DATA IN THIS EXERCISE:
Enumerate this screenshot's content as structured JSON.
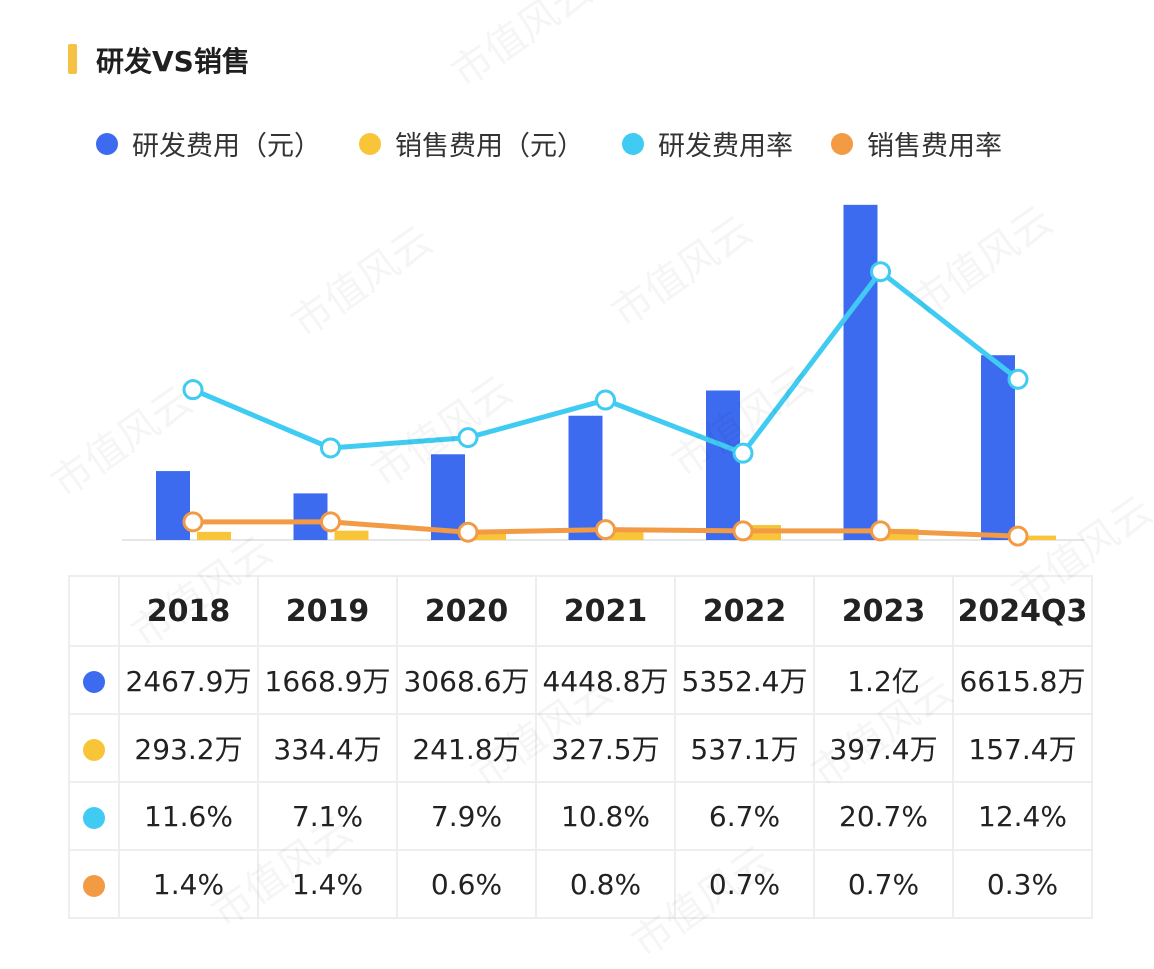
{
  "header": {
    "title": "研发VS销售",
    "accent_color": "#F6C244"
  },
  "watermark": "市值风云",
  "legend": [
    {
      "label": "研发费用（元）",
      "color": "#3D6BF0"
    },
    {
      "label": "销售费用（元）",
      "color": "#F9C538"
    },
    {
      "label": "研发费用率",
      "color": "#3FCBF2"
    },
    {
      "label": "销售费用率",
      "color": "#F39A44"
    }
  ],
  "table": {
    "columns": [
      "2018",
      "2019",
      "2020",
      "2021",
      "2022",
      "2023",
      "2024Q3"
    ],
    "rows": [
      {
        "color": "#3D6BF0",
        "values": [
          "2467.9万",
          "1668.9万",
          "3068.6万",
          "4448.8万",
          "5352.4万",
          "1.2亿",
          "6615.8万"
        ]
      },
      {
        "color": "#F9C538",
        "values": [
          "293.2万",
          "334.4万",
          "241.8万",
          "327.5万",
          "537.1万",
          "397.4万",
          "157.4万"
        ]
      },
      {
        "color": "#3FCBF2",
        "values": [
          "11.6%",
          "7.1%",
          "7.9%",
          "10.8%",
          "6.7%",
          "20.7%",
          "12.4%"
        ]
      },
      {
        "color": "#F39A44",
        "values": [
          "1.4%",
          "1.4%",
          "0.6%",
          "0.8%",
          "0.7%",
          "0.7%",
          "0.3%"
        ]
      }
    ]
  },
  "chart_data": {
    "type": "bar",
    "categories": [
      "2018",
      "2019",
      "2020",
      "2021",
      "2022",
      "2023",
      "2024Q3"
    ],
    "series": [
      {
        "name": "研发费用（元）",
        "type": "bar",
        "unit": "万元",
        "color": "#3D6BF0",
        "values": [
          2467.9,
          1668.9,
          3068.6,
          4448.8,
          5352.4,
          12000,
          6615.8
        ]
      },
      {
        "name": "销售费用（元）",
        "type": "bar",
        "unit": "万元",
        "color": "#F9C538",
        "values": [
          293.2,
          334.4,
          241.8,
          327.5,
          537.1,
          397.4,
          157.4
        ]
      },
      {
        "name": "研发费用率",
        "type": "line",
        "unit": "%",
        "color": "#3FCBF2",
        "values": [
          11.6,
          7.1,
          7.9,
          10.8,
          6.7,
          20.7,
          12.4
        ]
      },
      {
        "name": "销售费用率",
        "type": "line",
        "unit": "%",
        "color": "#F39A44",
        "values": [
          1.4,
          1.4,
          0.6,
          0.8,
          0.7,
          0.7,
          0.3
        ]
      }
    ],
    "ylim_bar": [
      0,
      11600
    ],
    "ylim_rate": [
      0,
      25
    ],
    "grid": false,
    "legend_position": "top-left"
  }
}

WHAT YOU ARE ASKED TO DO: Please write out all the data again word for word, but not the pictures.

RESPONSE:
Enumerate this screenshot's content as structured JSON.
{
  "header": {
    "title": "研发VS销售",
    "accent_color": "#F6C244"
  },
  "watermark": "市值风云",
  "legend": [
    {
      "label": "研发费用（元）",
      "color": "#3D6BF0"
    },
    {
      "label": "销售费用（元）",
      "color": "#F9C538"
    },
    {
      "label": "研发费用率",
      "color": "#3FCBF2"
    },
    {
      "label": "销售费用率",
      "color": "#F39A44"
    }
  ],
  "table": {
    "columns": [
      "2018",
      "2019",
      "2020",
      "2021",
      "2022",
      "2023",
      "2024Q3"
    ],
    "rows": [
      {
        "color": "#3D6BF0",
        "values": [
          "2467.9万",
          "1668.9万",
          "3068.6万",
          "4448.8万",
          "5352.4万",
          "1.2亿",
          "6615.8万"
        ]
      },
      {
        "color": "#F9C538",
        "values": [
          "293.2万",
          "334.4万",
          "241.8万",
          "327.5万",
          "537.1万",
          "397.4万",
          "157.4万"
        ]
      },
      {
        "color": "#3FCBF2",
        "values": [
          "11.6%",
          "7.1%",
          "7.9%",
          "10.8%",
          "6.7%",
          "20.7%",
          "12.4%"
        ]
      },
      {
        "color": "#F39A44",
        "values": [
          "1.4%",
          "1.4%",
          "0.6%",
          "0.8%",
          "0.7%",
          "0.7%",
          "0.3%"
        ]
      }
    ]
  },
  "chart_data": {
    "type": "bar",
    "categories": [
      "2018",
      "2019",
      "2020",
      "2021",
      "2022",
      "2023",
      "2024Q3"
    ],
    "series": [
      {
        "name": "研发费用（元）",
        "type": "bar",
        "unit": "万元",
        "color": "#3D6BF0",
        "values": [
          2467.9,
          1668.9,
          3068.6,
          4448.8,
          5352.4,
          12000,
          6615.8
        ]
      },
      {
        "name": "销售费用（元）",
        "type": "bar",
        "unit": "万元",
        "color": "#F9C538",
        "values": [
          293.2,
          334.4,
          241.8,
          327.5,
          537.1,
          397.4,
          157.4
        ]
      },
      {
        "name": "研发费用率",
        "type": "line",
        "unit": "%",
        "color": "#3FCBF2",
        "values": [
          11.6,
          7.1,
          7.9,
          10.8,
          6.7,
          20.7,
          12.4
        ]
      },
      {
        "name": "销售费用率",
        "type": "line",
        "unit": "%",
        "color": "#F39A44",
        "values": [
          1.4,
          1.4,
          0.6,
          0.8,
          0.7,
          0.7,
          0.3
        ]
      }
    ],
    "ylim_bar": [
      0,
      11600
    ],
    "ylim_rate": [
      0,
      25
    ],
    "grid": false,
    "legend_position": "top-left"
  }
}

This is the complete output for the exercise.